> [What you have to do]: Set the data down again, exactly as it reads, but without the pictures.

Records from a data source
>> BEGIN
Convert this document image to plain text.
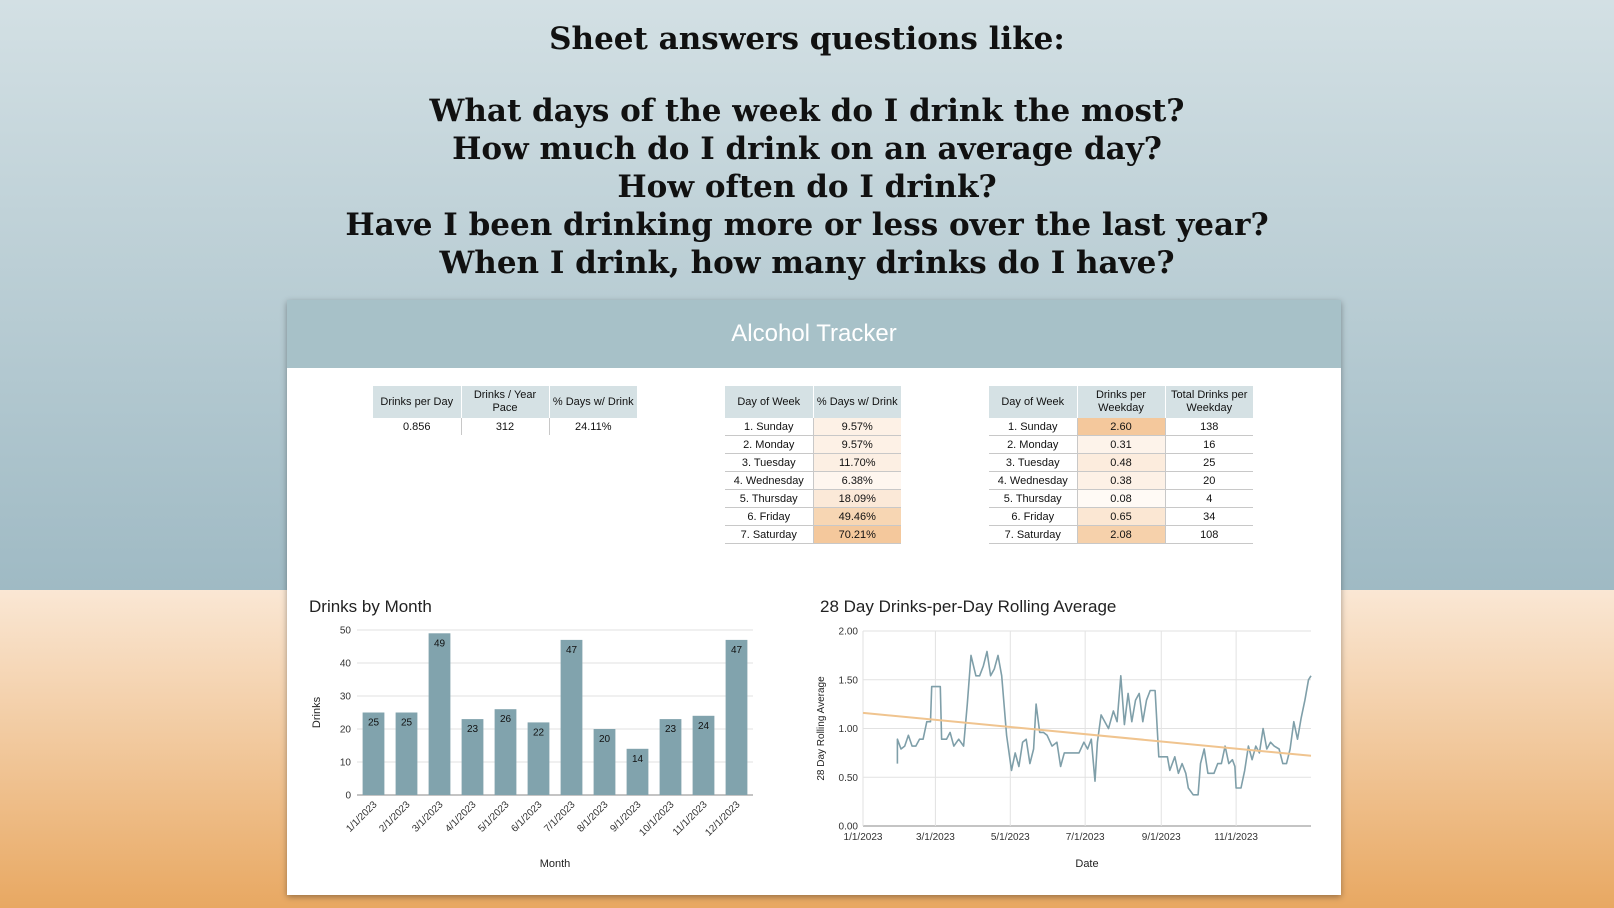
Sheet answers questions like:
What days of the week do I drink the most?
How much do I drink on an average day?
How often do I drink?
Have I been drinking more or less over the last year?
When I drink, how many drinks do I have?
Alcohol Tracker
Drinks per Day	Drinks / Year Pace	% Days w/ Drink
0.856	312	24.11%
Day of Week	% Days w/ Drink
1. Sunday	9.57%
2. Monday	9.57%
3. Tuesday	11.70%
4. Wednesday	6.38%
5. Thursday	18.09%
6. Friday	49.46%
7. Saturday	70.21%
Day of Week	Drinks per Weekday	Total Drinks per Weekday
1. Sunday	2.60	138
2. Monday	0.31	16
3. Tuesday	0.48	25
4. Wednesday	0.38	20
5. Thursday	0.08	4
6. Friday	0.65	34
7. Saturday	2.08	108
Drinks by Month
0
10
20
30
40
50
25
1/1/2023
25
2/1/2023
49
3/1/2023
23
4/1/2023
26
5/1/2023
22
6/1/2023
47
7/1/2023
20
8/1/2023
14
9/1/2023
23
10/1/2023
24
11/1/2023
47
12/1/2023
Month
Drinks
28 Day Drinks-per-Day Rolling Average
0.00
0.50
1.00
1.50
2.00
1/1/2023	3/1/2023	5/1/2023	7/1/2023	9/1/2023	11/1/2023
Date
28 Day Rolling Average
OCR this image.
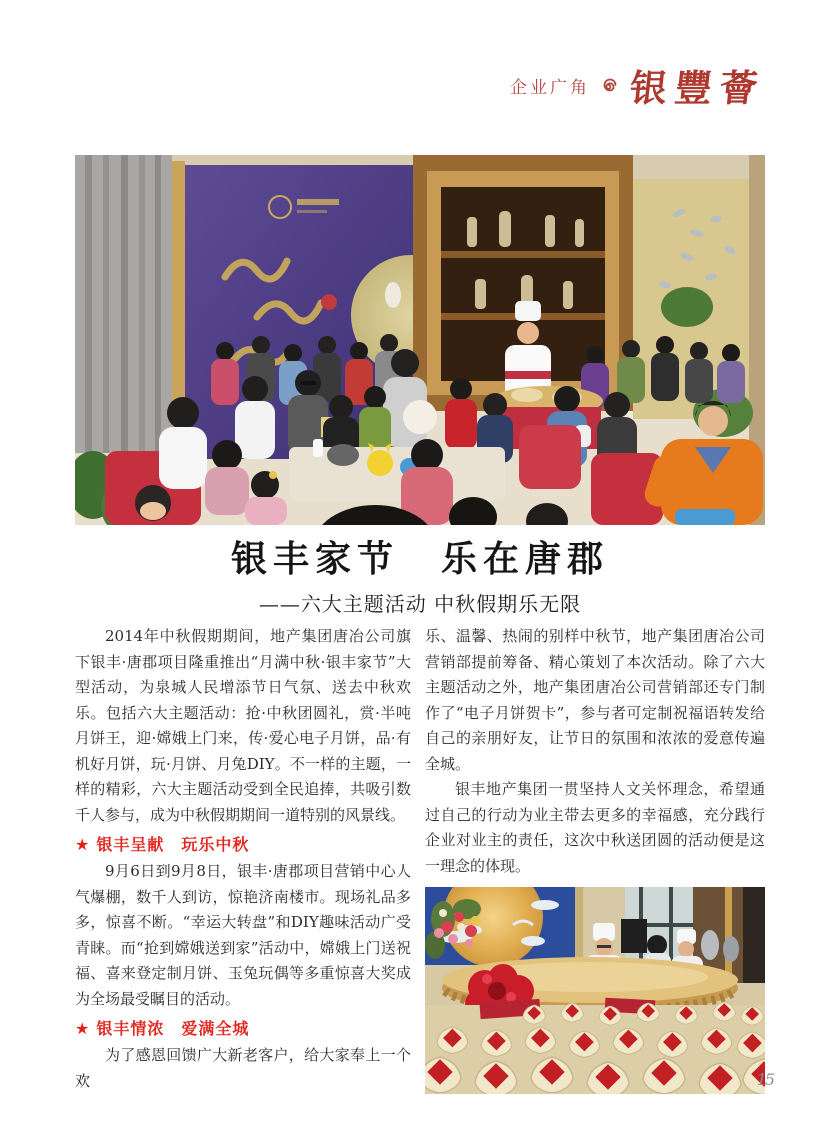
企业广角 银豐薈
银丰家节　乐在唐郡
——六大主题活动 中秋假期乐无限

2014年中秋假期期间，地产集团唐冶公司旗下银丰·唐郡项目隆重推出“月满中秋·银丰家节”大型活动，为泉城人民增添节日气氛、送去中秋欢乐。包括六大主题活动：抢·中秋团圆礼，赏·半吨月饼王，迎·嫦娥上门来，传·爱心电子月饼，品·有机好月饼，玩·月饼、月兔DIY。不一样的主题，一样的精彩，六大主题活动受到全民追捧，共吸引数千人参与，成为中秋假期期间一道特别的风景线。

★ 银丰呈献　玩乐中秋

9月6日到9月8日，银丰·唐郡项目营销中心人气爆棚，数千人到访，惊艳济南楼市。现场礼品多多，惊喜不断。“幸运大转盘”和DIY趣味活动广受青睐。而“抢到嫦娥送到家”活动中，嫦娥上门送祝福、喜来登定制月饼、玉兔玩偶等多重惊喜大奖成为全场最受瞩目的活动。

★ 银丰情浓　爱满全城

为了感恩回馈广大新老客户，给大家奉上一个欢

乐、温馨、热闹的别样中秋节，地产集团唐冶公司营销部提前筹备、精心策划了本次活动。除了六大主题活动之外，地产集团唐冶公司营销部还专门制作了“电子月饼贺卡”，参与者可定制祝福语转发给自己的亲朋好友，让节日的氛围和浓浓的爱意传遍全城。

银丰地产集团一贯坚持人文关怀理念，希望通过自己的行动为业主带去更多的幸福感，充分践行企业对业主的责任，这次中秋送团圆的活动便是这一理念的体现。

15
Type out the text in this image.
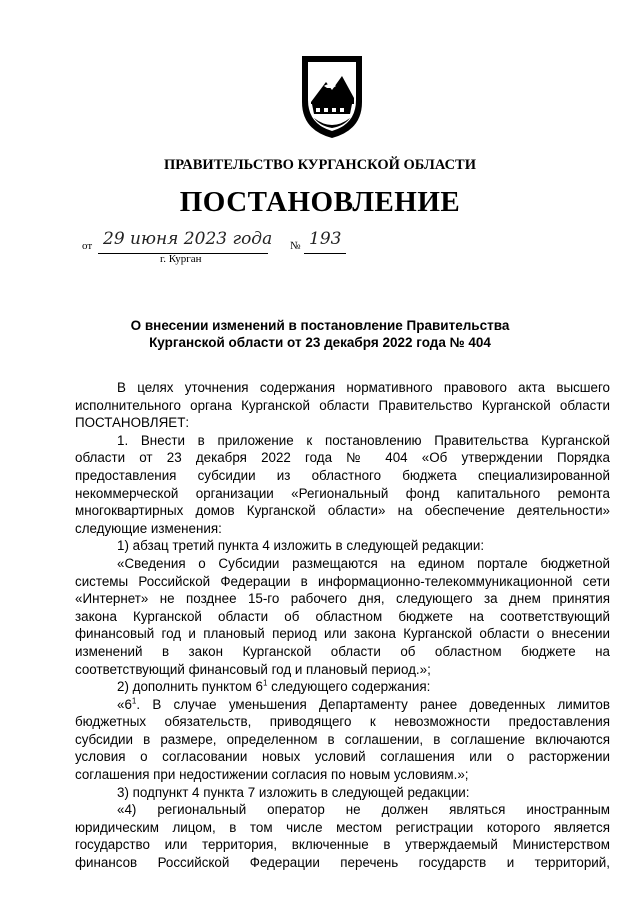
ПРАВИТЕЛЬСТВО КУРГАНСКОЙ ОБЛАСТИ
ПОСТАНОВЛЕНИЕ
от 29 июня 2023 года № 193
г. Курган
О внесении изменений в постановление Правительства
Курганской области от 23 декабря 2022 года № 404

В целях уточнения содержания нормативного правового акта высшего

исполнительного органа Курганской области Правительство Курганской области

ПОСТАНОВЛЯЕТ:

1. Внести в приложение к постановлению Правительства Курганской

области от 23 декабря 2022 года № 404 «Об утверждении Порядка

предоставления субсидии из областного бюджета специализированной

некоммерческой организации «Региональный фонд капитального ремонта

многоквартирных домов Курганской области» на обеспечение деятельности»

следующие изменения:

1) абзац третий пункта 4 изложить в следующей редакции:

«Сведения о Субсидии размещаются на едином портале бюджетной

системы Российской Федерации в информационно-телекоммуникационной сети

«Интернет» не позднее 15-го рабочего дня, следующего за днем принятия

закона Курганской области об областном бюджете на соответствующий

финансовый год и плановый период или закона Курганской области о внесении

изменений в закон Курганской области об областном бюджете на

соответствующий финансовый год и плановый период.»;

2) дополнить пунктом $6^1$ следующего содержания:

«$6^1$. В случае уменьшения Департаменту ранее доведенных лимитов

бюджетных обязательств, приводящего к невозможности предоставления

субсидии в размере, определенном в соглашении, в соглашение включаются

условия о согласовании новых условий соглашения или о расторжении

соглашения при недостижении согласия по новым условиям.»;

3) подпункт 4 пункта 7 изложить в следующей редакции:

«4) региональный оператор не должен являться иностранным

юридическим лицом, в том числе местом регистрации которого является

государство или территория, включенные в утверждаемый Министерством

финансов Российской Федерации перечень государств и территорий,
>> END
> [Answer to the problem]:
Convert this document image to plain text.
Sheet answers questions like:
What days of the week do I drink the most?
How much do I drink on an average day?
How often do I drink?
Have I been drinking more or less over the last year?
When I drink, how many drinks do I have?
Alcohol Tracker
Drinks per Day	Drinks / Year Pace	% Days w/ Drink
0.856	312	24.11%
Day of Week	% Days w/ Drink
1. Sunday	9.57%
2. Monday	9.57%
3. Tuesday	11.70%
4. Wednesday	6.38%
5. Thursday	18.09%
6. Friday	49.46%
7. Saturday	70.21%
Day of Week	Drinks per Weekday	Total Drinks per Weekday
1. Sunday	2.60	138
2. Monday	0.31	16
3. Tuesday	0.48	25
4. Wednesday	0.38	20
5. Thursday	0.08	4
6. Friday	0.65	34
7. Saturday	2.08	108
Drinks by Month
0
10
20
30
40
50
25
1/1/2023
25
2/1/2023
49
3/1/2023
23
4/1/2023
26
5/1/2023
22
6/1/2023
47
7/1/2023
20
8/1/2023
14
9/1/2023
23
10/1/2023
24
11/1/2023
47
12/1/2023
Month
Drinks
28 Day Drinks-per-Day Rolling Average
0.00
0.50
1.00
1.50
2.00
1/1/2023	3/1/2023	5/1/2023	7/1/2023	9/1/2023	11/1/2023
Date
28 Day Rolling Average
OCR this image.
企业广角 银豐薈
银丰家节　乐在唐郡
——六大主题活动 中秋假期乐无限

2014年中秋假期期间，地产集团唐冶公司旗下银丰·唐郡项目隆重推出“月满中秋·银丰家节”大型活动，为泉城人民增添节日气氛、送去中秋欢乐。包括六大主题活动：抢·中秋团圆礼，赏·半吨月饼王，迎·嫦娥上门来，传·爱心电子月饼，品·有机好月饼，玩·月饼、月兔DIY。不一样的主题，一样的精彩，六大主题活动受到全民追捧，共吸引数千人参与，成为中秋假期期间一道特别的风景线。

★ 银丰呈献　玩乐中秋

9月6日到9月8日，银丰·唐郡项目营销中心人气爆棚，数千人到访，惊艳济南楼市。现场礼品多多，惊喜不断。“幸运大转盘”和DIY趣味活动广受青睐。而“抢到嫦娥送到家”活动中，嫦娥上门送祝福、喜来登定制月饼、玉兔玩偶等多重惊喜大奖成为全场最受瞩目的活动。

★ 银丰情浓　爱满全城

为了感恩回馈广大新老客户，给大家奉上一个欢

乐、温馨、热闹的别样中秋节，地产集团唐冶公司营销部提前筹备、精心策划了本次活动。除了六大主题活动之外，地产集团唐冶公司营销部还专门制作了“电子月饼贺卡”，参与者可定制祝福语转发给自己的亲朋好友，让节日的氛围和浓浓的爱意传遍全城。

银丰地产集团一贯坚持人文关怀理念，希望通过自己的行动为业主带去更多的幸福感，充分践行企业对业主的责任，这次中秋送团圆的活动便是这一理念的体现。

15
Type out the text in this image.
ПРАВИТЕЛЬСТВО КУРГАНСКОЙ ОБЛАСТИ
ПОСТАНОВЛЕНИЕ
от 29 июня 2023 года № 193
г. Курган
О внесении изменений в постановление Правительства
Курганской области от 23 декабря 2022 года № 404

В целях уточнения содержания нормативного правового акта высшего

исполнительного органа Курганской области Правительство Курганской области

ПОСТАНОВЛЯЕТ:

1. Внести в приложение к постановлению Правительства Курганской

области от 23 декабря 2022 года № 404 «Об утверждении Порядка

предоставления субсидии из областного бюджета специализированной

некоммерческой организации «Региональный фонд капитального ремонта

многоквартирных домов Курганской области» на обеспечение деятельности»

следующие изменения:

1) абзац третий пункта 4 изложить в следующей редакции:

«Сведения о Субсидии размещаются на едином портале бюджетной

системы Российской Федерации в информационно-телекоммуникационной сети

«Интернет» не позднее 15-го рабочего дня, следующего за днем принятия

закона Курганской области об областном бюджете на соответствующий

финансовый год и плановый период или закона Курганской области о внесении

изменений в закон Курганской области об областном бюджете на

соответствующий финансовый год и плановый период.»;

2) дополнить пунктом $6^1$ следующего содержания:

«$6^1$. В случае уменьшения Департаменту ранее доведенных лимитов

бюджетных обязательств, приводящего к невозможности предоставления

субсидии в размере, определенном в соглашении, в соглашение включаются

условия о согласовании новых условий соглашения или о расторжении

соглашения при недостижении согласия по новым условиям.»;

3) подпункт 4 пункта 7 изложить в следующей редакции:

«4) региональный оператор не должен являться иностранным

юридическим лицом, в том числе местом регистрации которого является

государство или территория, включенные в утверждаемый Министерством

финансов Российской Федерации перечень государств и территорий,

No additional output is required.